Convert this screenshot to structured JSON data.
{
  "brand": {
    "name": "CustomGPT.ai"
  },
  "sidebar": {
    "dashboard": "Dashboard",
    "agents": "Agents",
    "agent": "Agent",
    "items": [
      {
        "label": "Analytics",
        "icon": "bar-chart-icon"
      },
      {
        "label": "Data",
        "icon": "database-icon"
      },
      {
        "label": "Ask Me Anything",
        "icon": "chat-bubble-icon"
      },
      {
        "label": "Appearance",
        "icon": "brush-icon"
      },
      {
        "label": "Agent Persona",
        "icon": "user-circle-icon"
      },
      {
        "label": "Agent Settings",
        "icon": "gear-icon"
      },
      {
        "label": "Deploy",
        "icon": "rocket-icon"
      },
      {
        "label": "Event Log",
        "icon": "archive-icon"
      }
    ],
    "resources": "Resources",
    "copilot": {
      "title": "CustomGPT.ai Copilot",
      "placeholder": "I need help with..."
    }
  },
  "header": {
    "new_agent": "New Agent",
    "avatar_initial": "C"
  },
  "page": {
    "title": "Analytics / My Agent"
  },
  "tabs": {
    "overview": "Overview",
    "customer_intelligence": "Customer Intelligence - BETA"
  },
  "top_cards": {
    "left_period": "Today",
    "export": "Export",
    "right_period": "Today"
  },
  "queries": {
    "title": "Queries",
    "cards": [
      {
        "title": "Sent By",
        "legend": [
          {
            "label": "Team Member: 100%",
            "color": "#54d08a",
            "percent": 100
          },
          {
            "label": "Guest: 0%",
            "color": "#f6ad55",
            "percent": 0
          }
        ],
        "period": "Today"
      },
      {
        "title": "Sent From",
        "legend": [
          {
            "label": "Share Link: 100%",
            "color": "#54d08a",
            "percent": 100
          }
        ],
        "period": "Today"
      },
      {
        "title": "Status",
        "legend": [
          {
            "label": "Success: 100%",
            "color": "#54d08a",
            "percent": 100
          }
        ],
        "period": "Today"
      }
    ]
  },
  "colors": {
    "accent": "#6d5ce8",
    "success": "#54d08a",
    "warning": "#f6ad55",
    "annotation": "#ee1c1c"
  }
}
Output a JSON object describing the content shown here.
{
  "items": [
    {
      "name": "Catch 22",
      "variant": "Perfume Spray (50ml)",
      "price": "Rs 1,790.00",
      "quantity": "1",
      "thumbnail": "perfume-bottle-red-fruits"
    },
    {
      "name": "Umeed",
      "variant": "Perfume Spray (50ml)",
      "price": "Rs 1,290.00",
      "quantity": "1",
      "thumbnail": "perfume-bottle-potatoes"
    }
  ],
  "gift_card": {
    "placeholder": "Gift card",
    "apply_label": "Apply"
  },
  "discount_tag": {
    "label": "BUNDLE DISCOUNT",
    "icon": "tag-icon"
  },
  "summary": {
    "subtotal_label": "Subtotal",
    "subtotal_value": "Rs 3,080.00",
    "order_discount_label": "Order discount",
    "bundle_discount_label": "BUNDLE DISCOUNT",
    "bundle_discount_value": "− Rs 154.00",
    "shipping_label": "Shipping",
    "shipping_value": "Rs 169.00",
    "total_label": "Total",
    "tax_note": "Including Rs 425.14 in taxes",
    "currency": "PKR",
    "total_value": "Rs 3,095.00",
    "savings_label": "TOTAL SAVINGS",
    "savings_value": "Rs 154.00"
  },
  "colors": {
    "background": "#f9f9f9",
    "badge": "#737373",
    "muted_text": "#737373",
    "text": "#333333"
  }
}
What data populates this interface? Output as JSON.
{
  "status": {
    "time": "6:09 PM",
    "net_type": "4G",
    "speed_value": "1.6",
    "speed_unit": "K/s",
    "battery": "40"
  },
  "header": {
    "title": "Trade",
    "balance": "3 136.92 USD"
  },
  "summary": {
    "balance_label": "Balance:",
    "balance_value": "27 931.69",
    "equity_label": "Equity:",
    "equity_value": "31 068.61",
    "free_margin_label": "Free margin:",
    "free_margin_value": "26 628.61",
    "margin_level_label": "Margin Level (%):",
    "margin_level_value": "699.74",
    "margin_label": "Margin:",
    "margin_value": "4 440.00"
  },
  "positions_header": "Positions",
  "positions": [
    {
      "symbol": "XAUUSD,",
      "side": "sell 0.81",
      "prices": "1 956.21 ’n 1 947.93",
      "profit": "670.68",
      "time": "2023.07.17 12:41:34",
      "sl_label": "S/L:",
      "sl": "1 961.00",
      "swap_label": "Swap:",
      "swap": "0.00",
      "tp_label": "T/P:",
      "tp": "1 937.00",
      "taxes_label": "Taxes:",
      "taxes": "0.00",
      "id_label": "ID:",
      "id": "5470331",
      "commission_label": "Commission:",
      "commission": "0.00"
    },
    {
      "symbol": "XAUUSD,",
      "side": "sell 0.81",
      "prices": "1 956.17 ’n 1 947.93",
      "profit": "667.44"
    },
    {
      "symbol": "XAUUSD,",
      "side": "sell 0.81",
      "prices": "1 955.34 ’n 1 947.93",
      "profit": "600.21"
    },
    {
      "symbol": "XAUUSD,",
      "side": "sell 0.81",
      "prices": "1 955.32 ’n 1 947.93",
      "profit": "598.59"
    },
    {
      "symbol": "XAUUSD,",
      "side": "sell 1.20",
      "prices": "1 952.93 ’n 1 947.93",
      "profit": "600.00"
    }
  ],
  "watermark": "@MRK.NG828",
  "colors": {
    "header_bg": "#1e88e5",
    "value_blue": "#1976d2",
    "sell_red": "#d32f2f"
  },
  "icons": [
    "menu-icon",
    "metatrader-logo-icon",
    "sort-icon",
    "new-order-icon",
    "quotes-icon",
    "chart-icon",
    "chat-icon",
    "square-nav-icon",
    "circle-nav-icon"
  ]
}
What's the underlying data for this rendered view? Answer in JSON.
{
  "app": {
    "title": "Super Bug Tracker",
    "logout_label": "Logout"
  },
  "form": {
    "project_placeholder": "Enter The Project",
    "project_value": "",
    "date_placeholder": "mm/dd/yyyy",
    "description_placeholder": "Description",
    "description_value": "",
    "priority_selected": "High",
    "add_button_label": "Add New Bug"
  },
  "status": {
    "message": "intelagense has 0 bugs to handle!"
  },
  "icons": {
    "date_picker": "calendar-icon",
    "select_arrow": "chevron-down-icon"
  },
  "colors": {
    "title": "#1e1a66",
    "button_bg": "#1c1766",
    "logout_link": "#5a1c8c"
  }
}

================================

THE EXERCISE:
In the listing, find all lines with the string "What" and copy them.

ANSWER IN FULL:
What data populates this interface? Output as JSON.
What's the underlying data for this rendered view? Answer in JSON.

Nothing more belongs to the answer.